-- Begin --
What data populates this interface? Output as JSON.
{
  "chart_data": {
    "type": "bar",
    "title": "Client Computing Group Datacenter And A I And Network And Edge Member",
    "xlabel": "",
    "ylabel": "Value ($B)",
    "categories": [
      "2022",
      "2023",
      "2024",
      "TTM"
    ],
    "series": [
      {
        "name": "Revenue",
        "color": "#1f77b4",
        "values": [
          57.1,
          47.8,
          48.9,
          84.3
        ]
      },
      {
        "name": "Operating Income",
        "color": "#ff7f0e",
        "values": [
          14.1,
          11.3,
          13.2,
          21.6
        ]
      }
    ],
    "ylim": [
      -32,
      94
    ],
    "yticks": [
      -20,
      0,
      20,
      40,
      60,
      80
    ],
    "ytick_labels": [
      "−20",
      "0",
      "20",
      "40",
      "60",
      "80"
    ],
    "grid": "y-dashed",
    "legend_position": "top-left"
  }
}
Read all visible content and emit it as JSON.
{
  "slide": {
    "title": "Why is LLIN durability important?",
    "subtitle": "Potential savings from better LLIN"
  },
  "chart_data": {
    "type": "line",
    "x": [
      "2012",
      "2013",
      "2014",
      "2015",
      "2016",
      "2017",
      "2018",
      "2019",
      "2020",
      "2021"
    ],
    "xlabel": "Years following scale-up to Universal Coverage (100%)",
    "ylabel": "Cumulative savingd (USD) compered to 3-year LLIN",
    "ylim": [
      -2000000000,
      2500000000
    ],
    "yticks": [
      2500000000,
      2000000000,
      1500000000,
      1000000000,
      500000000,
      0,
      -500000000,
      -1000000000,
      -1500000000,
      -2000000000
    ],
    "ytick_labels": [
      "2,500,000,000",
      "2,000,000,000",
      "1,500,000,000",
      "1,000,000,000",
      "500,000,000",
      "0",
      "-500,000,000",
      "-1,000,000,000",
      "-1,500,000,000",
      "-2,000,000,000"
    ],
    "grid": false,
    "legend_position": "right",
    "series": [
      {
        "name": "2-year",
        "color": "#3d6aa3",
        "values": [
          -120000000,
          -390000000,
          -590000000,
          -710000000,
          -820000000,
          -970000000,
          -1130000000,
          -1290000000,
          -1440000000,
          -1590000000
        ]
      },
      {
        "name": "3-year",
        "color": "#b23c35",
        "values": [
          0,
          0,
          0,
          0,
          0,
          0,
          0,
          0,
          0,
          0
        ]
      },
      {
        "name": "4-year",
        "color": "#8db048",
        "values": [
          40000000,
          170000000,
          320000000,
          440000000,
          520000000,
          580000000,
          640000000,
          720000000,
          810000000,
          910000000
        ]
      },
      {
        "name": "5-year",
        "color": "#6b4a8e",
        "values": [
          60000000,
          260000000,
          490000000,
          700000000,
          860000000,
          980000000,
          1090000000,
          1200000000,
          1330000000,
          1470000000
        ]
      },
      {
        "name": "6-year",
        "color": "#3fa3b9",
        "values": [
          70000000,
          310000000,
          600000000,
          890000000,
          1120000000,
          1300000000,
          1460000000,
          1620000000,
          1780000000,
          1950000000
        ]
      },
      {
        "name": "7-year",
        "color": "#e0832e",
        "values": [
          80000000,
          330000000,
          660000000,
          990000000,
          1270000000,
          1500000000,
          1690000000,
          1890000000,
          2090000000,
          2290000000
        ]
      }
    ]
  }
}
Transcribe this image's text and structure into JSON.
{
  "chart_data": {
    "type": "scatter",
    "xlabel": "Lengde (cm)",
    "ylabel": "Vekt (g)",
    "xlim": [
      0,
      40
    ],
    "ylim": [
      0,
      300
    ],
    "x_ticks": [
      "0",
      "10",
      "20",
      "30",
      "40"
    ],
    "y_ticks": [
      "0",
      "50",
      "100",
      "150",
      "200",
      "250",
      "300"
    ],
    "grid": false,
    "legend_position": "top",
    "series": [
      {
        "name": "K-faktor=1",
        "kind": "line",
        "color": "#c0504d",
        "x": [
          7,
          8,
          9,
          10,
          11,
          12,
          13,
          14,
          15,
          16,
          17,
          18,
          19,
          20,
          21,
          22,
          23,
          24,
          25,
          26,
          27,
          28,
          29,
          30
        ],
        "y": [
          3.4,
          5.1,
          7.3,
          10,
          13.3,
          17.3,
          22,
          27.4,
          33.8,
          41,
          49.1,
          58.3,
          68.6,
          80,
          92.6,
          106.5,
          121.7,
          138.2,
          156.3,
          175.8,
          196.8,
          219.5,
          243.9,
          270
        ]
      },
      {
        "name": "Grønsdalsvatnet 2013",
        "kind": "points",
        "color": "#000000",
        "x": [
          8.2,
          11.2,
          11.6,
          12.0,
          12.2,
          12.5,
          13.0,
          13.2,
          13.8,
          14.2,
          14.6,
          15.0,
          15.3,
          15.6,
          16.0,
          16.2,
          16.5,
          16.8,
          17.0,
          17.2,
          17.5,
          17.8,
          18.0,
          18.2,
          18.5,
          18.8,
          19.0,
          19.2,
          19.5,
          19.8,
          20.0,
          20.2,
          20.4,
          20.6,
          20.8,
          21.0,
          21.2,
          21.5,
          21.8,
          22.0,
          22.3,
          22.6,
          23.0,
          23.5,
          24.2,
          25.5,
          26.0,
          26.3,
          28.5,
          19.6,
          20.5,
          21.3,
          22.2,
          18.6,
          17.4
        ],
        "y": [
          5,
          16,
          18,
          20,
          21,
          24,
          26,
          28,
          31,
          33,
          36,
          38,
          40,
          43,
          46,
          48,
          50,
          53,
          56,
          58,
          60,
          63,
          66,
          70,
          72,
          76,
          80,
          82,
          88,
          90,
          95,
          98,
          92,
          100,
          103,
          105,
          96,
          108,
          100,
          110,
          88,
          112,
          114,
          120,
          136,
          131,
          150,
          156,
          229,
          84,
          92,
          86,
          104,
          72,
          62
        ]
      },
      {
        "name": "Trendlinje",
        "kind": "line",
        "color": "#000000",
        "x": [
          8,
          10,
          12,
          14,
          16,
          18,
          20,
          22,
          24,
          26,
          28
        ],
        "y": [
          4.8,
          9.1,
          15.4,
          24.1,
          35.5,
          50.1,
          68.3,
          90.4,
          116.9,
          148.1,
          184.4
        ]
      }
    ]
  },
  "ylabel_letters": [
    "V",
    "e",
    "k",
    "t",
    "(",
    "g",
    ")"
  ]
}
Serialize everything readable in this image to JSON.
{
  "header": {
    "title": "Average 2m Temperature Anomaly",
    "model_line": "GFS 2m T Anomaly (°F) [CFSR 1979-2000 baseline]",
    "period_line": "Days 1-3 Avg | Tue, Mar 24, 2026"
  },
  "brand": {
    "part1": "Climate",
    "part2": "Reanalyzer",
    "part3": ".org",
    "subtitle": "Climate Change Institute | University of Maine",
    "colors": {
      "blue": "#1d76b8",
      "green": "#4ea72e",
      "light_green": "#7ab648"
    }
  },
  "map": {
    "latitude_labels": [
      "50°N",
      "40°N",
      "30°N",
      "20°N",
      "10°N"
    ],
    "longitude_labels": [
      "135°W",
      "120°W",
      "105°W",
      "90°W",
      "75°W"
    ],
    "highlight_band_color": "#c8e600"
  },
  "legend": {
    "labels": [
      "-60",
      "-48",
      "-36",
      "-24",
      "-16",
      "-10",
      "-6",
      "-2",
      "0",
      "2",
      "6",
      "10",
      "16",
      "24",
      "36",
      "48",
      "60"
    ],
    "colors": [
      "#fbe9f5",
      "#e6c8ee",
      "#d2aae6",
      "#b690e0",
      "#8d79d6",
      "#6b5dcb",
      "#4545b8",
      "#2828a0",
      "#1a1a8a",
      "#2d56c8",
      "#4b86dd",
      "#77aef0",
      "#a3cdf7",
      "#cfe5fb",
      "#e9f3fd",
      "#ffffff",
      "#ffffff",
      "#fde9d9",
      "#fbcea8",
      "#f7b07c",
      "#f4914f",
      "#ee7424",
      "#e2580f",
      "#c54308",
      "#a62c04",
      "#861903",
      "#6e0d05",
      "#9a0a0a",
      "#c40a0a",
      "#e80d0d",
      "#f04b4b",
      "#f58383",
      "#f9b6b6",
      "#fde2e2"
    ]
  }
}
-- End --
● PROBLEM DETAILS: Report each line in the data that holds the word "this".

● SOLUTION BELOW:
What data populates this interface? Output as JSON.
Transcribe this image's text and structure into JSON.
Serialize everything readable in this image to JSON.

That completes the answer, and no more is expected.